[The request] Write out all of the data exactly as it appears.
+ + + +
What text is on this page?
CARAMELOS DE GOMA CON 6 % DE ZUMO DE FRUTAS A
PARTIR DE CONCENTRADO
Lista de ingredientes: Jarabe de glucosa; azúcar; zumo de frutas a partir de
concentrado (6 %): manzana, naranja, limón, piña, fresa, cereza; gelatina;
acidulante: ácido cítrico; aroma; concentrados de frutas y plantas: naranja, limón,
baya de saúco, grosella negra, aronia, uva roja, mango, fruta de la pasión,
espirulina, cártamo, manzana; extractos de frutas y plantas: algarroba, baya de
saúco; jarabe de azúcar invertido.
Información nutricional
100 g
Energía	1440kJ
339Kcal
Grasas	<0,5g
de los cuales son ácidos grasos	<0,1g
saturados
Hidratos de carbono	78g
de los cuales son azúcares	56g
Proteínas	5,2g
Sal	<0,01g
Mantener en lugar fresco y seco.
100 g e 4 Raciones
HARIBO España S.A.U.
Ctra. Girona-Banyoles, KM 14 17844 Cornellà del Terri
+ + + +
[Answer to the problem]
What text is on this page?
CARAMELOS DE GOMA CON 6 % DE ZUMO DE FRUTAS A
PARTIR DE CONCENTRADO
Lista de ingredientes: Jarabe de glucosa; azúcar; zumo de frutas a partir de
concentrado (6 %): manzana, naranja, limón, piña, fresa, cereza; gelatina;
acidulante: ácido cítrico; aroma; concentrados de frutas y plantas: naranja, limón,
baya de saúco, grosella negra, aronia, uva roja, mango, fruta de la pasión,
espirulina, cártamo, manzana; extractos de frutas y plantas: algarroba, baya de
saúco; jarabe de azúcar invertido.
Información nutricional
100 g
Energía	1440kJ
339Kcal
Grasas	<0,5g
de los cuales son ácidos grasos	<0,1g
saturados
Hidratos de carbono	78g
de los cuales son azúcares	56g
Proteínas	5,2g
Sal	<0,01g
Mantener en lugar fresco y seco.
100 g e 4 Raciones
HARIBO España S.A.U.
Ctra. Girona-Banyoles, KM 14 17844 Cornellà del Terri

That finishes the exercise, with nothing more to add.